▶ _Task objective_
Each line that follows is to be retyped exactly.

* Begin *

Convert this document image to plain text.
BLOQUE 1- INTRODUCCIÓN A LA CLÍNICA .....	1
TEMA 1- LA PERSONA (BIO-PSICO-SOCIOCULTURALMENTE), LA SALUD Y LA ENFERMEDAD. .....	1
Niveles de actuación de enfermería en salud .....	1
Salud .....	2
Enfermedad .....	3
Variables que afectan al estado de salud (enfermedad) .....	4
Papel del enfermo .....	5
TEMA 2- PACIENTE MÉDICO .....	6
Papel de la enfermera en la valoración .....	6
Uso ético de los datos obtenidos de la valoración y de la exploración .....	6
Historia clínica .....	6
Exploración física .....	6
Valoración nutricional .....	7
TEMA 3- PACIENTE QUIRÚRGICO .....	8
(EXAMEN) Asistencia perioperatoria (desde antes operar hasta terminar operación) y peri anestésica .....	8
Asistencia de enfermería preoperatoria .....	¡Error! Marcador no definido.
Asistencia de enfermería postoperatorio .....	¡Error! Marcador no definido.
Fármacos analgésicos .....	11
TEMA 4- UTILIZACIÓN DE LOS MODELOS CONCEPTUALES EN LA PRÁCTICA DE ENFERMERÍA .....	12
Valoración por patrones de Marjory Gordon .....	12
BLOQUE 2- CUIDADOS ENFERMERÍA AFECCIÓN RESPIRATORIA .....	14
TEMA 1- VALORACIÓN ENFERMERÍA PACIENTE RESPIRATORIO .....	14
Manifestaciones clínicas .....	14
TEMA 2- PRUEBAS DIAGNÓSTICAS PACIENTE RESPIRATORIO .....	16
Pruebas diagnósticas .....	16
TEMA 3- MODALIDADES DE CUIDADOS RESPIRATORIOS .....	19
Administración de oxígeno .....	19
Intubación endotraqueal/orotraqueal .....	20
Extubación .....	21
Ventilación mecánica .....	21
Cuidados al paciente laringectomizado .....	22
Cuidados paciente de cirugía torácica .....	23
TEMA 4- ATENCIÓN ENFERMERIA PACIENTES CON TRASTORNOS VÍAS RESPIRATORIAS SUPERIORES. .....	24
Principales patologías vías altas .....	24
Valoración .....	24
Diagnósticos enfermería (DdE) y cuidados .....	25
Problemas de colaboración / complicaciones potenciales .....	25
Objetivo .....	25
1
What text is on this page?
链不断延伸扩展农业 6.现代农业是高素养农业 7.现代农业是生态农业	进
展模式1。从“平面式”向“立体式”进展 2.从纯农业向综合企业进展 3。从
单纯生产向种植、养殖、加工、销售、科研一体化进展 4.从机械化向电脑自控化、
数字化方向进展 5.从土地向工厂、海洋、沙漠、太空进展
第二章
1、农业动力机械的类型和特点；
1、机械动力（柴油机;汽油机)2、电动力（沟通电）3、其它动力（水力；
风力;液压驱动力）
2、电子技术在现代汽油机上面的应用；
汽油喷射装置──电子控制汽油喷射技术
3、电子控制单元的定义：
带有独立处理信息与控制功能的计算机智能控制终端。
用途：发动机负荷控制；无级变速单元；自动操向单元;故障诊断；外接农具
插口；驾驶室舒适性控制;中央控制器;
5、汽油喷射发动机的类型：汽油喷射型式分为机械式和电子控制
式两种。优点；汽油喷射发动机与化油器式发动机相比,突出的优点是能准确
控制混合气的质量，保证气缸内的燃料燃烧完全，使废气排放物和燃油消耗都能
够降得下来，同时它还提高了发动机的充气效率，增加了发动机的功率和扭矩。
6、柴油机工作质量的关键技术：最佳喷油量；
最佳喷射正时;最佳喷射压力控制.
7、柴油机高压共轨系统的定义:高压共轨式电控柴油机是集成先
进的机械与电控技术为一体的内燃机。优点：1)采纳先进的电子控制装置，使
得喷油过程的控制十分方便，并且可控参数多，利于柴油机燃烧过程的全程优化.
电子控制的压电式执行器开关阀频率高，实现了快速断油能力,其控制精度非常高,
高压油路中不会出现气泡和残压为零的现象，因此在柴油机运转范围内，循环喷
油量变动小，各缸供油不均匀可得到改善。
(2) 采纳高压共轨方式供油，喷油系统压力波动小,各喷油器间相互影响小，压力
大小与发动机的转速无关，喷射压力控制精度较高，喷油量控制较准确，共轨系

* End *

▶ _Complete output_
Convert this document image to plain text.
BLOQUE 1- INTRODUCCIÓN A LA CLÍNICA .....	1
TEMA 1- LA PERSONA (BIO-PSICO-SOCIOCULTURALMENTE), LA SALUD Y LA ENFERMEDAD. .....	1
Niveles de actuación de enfermería en salud .....	1
Salud .....	2
Enfermedad .....	3
Variables que afectan al estado de salud (enfermedad) .....	4
Papel del enfermo .....	5
TEMA 2- PACIENTE MÉDICO .....	6
Papel de la enfermera en la valoración .....	6
Uso ético de los datos obtenidos de la valoración y de la exploración .....	6
Historia clínica .....	6
Exploración física .....	6
Valoración nutricional .....	7
TEMA 3- PACIENTE QUIRÚRGICO .....	8
(EXAMEN) Asistencia perioperatoria (desde antes operar hasta terminar operación) y peri anestésica .....	8
Asistencia de enfermería preoperatoria .....	¡Error! Marcador no definido.
Asistencia de enfermería postoperatorio .....	¡Error! Marcador no definido.
Fármacos analgésicos .....	11
TEMA 4- UTILIZACIÓN DE LOS MODELOS CONCEPTUALES EN LA PRÁCTICA DE ENFERMERÍA .....	12
Valoración por patrones de Marjory Gordon .....	12
BLOQUE 2- CUIDADOS ENFERMERÍA AFECCIÓN RESPIRATORIA .....	14
TEMA 1- VALORACIÓN ENFERMERÍA PACIENTE RESPIRATORIO .....	14
Manifestaciones clínicas .....	14
TEMA 2- PRUEBAS DIAGNÓSTICAS PACIENTE RESPIRATORIO .....	16
Pruebas diagnósticas .....	16
TEMA 3- MODALIDADES DE CUIDADOS RESPIRATORIOS .....	19
Administración de oxígeno .....	19
Intubación endotraqueal/orotraqueal .....	20
Extubación .....	21
Ventilación mecánica .....	21
Cuidados al paciente laringectomizado .....	22
Cuidados paciente de cirugía torácica .....	23
TEMA 4- ATENCIÓN ENFERMERIA PACIENTES CON TRASTORNOS VÍAS RESPIRATORIAS SUPERIORES. .....	24
Principales patologías vías altas .....	24
Valoración .....	24
Diagnósticos enfermería (DdE) y cuidados .....	25
Problemas de colaboración / complicaciones potenciales .....	25
Objetivo .....	25
1
What text is on this page?
链不断延伸扩展农业 6.现代农业是高素养农业 7.现代农业是生态农业	进
展模式1。从“平面式”向“立体式”进展 2.从纯农业向综合企业进展 3。从
单纯生产向种植、养殖、加工、销售、科研一体化进展 4.从机械化向电脑自控化、
数字化方向进展 5.从土地向工厂、海洋、沙漠、太空进展
第二章
1、农业动力机械的类型和特点；
1、机械动力（柴油机;汽油机)2、电动力（沟通电）3、其它动力（水力；
风力;液压驱动力）
2、电子技术在现代汽油机上面的应用；
汽油喷射装置──电子控制汽油喷射技术
3、电子控制单元的定义：
带有独立处理信息与控制功能的计算机智能控制终端。
用途：发动机负荷控制；无级变速单元；自动操向单元;故障诊断；外接农具
插口；驾驶室舒适性控制;中央控制器;
5、汽油喷射发动机的类型：汽油喷射型式分为机械式和电子控制
式两种。优点；汽油喷射发动机与化油器式发动机相比,突出的优点是能准确
控制混合气的质量，保证气缸内的燃料燃烧完全，使废气排放物和燃油消耗都能
够降得下来，同时它还提高了发动机的充气效率，增加了发动机的功率和扭矩。
6、柴油机工作质量的关键技术：最佳喷油量；
最佳喷射正时;最佳喷射压力控制.
7、柴油机高压共轨系统的定义:高压共轨式电控柴油机是集成先
进的机械与电控技术为一体的内燃机。优点：1)采纳先进的电子控制装置，使
得喷油过程的控制十分方便，并且可控参数多，利于柴油机燃烧过程的全程优化.
电子控制的压电式执行器开关阀频率高，实现了快速断油能力,其控制精度非常高,
高压油路中不会出现气泡和残压为零的现象，因此在柴油机运转范围内，循环喷
油量变动小，各缸供油不均匀可得到改善。
(2) 采纳高压共轨方式供油，喷油系统压力波动小,各喷油器间相互影响小，压力
大小与发动机的转速无关，喷射压力控制精度较高，喷油量控制较准确，共轨系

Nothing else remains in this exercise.